• [Written exercise]:
Return all lines from the listing below in which the string "SCIENCE" occurs.

==========

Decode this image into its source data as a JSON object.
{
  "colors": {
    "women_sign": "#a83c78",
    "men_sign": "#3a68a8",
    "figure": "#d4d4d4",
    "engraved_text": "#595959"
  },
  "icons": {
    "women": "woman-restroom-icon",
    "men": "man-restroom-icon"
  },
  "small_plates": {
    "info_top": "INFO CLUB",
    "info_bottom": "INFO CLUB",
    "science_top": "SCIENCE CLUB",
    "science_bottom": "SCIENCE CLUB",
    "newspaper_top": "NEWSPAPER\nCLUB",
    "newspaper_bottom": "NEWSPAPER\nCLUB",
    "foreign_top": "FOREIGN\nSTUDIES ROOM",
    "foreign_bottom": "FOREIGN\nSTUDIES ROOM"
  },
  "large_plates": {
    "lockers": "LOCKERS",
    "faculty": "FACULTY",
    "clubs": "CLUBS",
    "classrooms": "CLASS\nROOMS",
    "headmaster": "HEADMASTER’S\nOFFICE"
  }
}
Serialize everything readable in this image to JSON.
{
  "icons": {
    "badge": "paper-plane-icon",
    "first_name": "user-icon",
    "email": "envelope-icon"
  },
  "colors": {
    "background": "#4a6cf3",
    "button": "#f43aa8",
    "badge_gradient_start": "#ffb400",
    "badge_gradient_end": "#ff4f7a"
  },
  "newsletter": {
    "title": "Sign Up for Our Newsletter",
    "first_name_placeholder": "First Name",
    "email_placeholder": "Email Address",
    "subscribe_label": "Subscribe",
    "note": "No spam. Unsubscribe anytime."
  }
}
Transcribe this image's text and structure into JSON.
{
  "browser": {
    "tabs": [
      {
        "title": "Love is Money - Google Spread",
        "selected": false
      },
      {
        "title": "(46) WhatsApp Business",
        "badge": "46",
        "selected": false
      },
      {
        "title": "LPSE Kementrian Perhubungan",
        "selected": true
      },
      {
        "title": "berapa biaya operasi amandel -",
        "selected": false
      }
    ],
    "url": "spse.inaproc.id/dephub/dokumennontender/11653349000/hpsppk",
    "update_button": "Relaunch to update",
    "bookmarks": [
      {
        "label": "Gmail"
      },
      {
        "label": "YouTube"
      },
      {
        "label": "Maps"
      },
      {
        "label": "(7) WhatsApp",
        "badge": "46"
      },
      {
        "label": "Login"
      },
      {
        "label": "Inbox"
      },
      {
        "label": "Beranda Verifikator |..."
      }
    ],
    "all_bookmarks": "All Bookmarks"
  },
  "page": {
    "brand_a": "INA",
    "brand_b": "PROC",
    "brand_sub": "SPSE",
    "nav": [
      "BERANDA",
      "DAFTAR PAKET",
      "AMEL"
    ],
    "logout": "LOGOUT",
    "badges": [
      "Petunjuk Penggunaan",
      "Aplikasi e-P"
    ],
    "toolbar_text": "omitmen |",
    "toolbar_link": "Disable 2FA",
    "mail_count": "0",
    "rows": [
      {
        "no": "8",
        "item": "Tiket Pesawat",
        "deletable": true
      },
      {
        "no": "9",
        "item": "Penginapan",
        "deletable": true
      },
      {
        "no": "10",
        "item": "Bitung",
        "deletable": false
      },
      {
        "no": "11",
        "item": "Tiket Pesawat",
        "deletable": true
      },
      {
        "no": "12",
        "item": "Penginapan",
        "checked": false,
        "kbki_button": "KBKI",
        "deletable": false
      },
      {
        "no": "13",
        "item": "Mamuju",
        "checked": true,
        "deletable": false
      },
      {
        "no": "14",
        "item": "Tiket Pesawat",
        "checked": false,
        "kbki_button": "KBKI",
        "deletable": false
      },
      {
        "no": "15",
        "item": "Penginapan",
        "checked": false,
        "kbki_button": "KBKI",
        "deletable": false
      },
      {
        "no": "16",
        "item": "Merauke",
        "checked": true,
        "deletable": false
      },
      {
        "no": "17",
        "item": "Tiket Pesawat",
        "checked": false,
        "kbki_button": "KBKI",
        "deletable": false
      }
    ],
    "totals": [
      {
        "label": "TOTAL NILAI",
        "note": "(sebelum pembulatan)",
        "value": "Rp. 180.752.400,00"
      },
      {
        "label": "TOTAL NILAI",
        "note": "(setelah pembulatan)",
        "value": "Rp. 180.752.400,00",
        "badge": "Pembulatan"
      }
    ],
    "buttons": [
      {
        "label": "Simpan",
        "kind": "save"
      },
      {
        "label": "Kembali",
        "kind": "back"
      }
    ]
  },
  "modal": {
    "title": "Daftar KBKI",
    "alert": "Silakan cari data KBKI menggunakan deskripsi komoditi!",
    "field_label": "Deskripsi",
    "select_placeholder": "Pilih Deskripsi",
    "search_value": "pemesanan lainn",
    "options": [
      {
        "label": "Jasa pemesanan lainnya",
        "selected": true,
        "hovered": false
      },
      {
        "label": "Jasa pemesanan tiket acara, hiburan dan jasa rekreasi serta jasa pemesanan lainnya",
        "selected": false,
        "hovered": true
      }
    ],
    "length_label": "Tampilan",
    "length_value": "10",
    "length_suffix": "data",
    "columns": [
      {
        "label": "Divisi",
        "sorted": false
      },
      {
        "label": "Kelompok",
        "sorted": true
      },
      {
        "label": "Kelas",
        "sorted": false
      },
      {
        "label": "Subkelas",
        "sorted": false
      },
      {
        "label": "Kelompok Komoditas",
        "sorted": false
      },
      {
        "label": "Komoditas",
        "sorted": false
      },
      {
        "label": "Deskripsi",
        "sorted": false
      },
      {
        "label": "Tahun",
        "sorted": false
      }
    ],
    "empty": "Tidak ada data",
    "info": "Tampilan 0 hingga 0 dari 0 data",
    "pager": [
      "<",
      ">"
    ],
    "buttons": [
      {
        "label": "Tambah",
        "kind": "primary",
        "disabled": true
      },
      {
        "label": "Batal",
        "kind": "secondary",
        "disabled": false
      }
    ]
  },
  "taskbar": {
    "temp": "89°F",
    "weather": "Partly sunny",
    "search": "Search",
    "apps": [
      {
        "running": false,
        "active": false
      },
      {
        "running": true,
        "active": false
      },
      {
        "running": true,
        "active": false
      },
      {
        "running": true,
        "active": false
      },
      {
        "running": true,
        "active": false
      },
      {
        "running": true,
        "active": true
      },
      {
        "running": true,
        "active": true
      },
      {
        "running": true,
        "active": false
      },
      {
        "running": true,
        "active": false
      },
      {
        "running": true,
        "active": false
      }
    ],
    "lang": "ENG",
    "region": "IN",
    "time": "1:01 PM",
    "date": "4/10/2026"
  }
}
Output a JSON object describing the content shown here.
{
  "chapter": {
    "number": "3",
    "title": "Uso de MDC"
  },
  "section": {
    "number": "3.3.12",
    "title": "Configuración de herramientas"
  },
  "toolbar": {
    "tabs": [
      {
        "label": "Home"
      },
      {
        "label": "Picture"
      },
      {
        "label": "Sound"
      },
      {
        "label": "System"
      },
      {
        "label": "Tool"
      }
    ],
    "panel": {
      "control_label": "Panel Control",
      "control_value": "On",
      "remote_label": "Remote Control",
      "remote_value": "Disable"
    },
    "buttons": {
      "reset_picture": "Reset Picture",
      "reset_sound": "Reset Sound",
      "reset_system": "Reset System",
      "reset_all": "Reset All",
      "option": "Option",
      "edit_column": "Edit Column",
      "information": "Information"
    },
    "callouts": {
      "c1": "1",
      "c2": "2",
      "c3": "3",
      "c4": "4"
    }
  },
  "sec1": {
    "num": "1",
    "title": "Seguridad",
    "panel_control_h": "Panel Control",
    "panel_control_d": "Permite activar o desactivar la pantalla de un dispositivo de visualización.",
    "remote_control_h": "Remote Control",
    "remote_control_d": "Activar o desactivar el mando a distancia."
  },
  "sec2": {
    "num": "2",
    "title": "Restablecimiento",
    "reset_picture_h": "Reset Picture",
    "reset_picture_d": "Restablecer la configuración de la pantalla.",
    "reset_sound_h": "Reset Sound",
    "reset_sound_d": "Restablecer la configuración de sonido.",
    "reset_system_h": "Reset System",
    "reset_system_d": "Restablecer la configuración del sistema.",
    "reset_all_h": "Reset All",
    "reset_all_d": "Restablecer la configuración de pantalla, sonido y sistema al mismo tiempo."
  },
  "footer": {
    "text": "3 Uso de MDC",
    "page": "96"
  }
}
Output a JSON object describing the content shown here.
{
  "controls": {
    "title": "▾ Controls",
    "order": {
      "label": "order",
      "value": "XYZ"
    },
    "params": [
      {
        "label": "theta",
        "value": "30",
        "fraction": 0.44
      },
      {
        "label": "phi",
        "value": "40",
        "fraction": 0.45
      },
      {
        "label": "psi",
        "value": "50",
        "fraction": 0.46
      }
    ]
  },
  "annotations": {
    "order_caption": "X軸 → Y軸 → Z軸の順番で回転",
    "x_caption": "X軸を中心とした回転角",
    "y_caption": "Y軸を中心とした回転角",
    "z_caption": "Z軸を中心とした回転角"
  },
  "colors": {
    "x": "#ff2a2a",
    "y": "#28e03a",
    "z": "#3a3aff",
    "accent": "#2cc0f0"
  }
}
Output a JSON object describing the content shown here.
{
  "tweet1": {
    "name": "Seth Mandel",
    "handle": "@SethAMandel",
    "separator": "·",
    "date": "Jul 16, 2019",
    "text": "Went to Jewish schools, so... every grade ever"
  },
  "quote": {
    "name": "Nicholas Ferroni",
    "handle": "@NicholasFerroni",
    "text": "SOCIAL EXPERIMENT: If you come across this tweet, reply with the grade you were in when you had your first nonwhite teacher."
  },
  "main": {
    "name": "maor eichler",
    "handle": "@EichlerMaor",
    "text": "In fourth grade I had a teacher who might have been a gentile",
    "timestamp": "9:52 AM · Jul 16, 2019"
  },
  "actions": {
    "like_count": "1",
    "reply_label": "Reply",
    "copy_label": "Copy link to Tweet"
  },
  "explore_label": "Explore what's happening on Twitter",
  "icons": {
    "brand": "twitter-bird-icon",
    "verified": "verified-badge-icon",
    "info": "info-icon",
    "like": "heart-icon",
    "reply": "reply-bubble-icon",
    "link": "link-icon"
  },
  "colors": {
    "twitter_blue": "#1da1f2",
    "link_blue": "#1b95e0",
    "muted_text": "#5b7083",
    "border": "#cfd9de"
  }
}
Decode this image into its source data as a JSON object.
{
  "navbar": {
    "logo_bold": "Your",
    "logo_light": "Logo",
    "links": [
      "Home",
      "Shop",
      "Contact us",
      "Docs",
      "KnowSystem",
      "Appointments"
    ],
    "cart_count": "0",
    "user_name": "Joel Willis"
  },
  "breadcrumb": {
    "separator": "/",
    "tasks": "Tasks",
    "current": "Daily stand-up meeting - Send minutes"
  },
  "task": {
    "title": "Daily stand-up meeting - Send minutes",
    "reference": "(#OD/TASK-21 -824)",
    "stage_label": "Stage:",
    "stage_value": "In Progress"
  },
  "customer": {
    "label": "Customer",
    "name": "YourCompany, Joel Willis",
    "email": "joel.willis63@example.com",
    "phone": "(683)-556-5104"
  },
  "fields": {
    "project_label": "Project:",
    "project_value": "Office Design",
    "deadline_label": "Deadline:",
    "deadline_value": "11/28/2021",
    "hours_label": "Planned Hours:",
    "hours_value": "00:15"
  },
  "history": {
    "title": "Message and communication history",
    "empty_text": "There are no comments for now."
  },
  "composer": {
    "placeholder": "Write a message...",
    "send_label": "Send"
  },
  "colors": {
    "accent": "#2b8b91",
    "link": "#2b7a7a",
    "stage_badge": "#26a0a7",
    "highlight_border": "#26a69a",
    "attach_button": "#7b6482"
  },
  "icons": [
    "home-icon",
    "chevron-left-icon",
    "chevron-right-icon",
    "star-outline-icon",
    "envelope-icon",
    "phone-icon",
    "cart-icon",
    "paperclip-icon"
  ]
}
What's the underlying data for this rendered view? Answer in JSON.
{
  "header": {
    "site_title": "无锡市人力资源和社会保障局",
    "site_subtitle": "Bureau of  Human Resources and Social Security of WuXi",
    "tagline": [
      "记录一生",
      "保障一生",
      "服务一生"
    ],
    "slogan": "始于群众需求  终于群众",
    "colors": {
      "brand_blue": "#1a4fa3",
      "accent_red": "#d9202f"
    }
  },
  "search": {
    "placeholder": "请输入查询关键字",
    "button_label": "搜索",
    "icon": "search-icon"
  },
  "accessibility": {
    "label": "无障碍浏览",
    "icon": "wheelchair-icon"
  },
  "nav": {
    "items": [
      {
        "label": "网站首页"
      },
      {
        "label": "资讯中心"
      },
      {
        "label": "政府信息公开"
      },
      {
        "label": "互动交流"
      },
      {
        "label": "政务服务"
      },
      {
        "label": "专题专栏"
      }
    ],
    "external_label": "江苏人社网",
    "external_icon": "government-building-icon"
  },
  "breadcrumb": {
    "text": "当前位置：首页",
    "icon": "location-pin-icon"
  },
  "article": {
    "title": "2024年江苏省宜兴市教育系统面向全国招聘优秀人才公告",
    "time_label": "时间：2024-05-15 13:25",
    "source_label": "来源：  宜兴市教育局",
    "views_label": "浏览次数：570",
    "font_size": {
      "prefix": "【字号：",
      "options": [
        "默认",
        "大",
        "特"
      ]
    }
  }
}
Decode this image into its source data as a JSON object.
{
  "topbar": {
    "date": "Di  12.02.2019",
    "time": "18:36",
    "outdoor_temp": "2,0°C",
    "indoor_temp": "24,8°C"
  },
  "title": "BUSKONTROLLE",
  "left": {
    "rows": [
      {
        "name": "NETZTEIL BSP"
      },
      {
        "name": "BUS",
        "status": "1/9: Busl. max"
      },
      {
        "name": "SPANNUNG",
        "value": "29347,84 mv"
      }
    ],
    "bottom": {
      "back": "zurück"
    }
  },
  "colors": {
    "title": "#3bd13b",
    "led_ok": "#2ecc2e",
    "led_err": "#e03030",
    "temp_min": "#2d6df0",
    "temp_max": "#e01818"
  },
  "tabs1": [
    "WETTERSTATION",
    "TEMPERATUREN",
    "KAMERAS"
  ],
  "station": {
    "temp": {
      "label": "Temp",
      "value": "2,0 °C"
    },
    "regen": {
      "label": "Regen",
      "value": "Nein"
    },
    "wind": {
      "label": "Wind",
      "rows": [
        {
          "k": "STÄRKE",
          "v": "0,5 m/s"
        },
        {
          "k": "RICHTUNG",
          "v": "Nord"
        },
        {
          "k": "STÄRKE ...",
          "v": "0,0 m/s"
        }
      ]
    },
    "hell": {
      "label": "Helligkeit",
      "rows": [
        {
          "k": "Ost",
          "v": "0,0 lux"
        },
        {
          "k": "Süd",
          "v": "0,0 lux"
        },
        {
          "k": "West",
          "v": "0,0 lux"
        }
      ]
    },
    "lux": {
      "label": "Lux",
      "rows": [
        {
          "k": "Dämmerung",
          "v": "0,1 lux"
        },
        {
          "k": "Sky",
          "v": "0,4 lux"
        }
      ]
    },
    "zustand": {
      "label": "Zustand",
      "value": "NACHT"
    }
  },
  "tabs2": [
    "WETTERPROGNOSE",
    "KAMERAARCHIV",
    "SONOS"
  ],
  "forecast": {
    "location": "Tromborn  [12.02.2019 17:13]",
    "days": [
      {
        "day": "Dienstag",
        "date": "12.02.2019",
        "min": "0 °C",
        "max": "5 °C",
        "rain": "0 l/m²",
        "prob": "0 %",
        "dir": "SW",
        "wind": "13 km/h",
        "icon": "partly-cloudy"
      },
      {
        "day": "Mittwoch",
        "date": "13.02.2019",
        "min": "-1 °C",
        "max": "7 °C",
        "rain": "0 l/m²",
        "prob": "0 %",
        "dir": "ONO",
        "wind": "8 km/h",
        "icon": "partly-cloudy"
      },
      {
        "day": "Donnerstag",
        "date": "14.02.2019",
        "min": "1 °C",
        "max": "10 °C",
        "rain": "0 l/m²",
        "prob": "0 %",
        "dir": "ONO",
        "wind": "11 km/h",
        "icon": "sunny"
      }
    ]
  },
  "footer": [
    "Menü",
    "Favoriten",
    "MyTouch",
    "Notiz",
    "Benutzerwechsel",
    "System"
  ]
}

==========

• [The completed task]:
    "science_top": "SCIENCE CLUB",
    "science_bottom": "SCIENCE CLUB",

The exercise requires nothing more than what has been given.